Given task
Repeat what the lines below say, word for word, and skip every image.

** start Record excerpts **

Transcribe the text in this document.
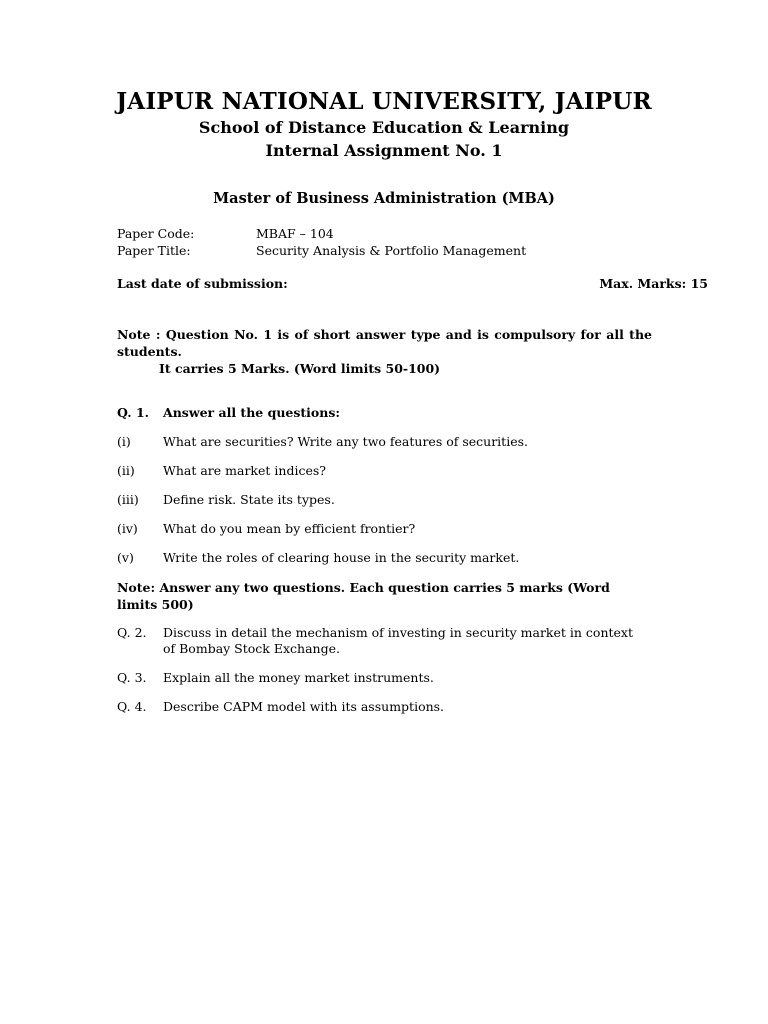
JAIPUR NATIONAL UNIVERSITY, JAIPUR
School of Distance Education & Learning
Internal Assignment No. 1
Master of Business Administration (MBA)
Paper Code:	MBAF – 104
Paper Title:	Security Analysis & Portfolio Management
Last date of submission:	Max. Marks: 15
Note : Question No. 1 is of short answer type and is compulsory for all the students.
It carries 5 Marks. (Word limits 50-100)
Q. 1. Answer all the questions:
(i)	What are securities? Write any two features of securities.
(ii) What are market indices?
(iii) Define risk. State its types.
(iv) What do you mean by efficient frontier?
(v) Write the roles of clearing house in the security market.
Note: Answer any two questions. Each question carries 5 marks (Word limits 500)
Q. 2. Discuss in detail the mechanism of investing in security market in context of Bombay Stock Exchange.
Q. 3. Explain all the money market instruments.
Q. 4. Describe CAPM model with its assumptions.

** end Record excerpts **

Response to this exercise
Transcribe the text in this document.
JAIPUR NATIONAL UNIVERSITY, JAIPUR
School of Distance Education & Learning
Internal Assignment No. 1
Master of Business Administration (MBA)
Paper Code:	MBAF – 104
Paper Title:	Security Analysis & Portfolio Management
Last date of submission:	Max. Marks: 15
Note : Question No. 1 is of short answer type and is compulsory for all the students.
It carries 5 Marks. (Word limits 50-100)
Q. 1. Answer all the questions:
(i)	What are securities? Write any two features of securities.
(ii) What are market indices?
(iii) Define risk. State its types.
(iv) What do you mean by efficient frontier?
(v) Write the roles of clearing house in the security market.
Note: Answer any two questions. Each question carries 5 marks (Word limits 500)
Q. 2. Discuss in detail the mechanism of investing in security market in context of Bombay Stock Exchange.
Q. 3. Explain all the money market instruments.
Q. 4. Describe CAPM model with its assumptions.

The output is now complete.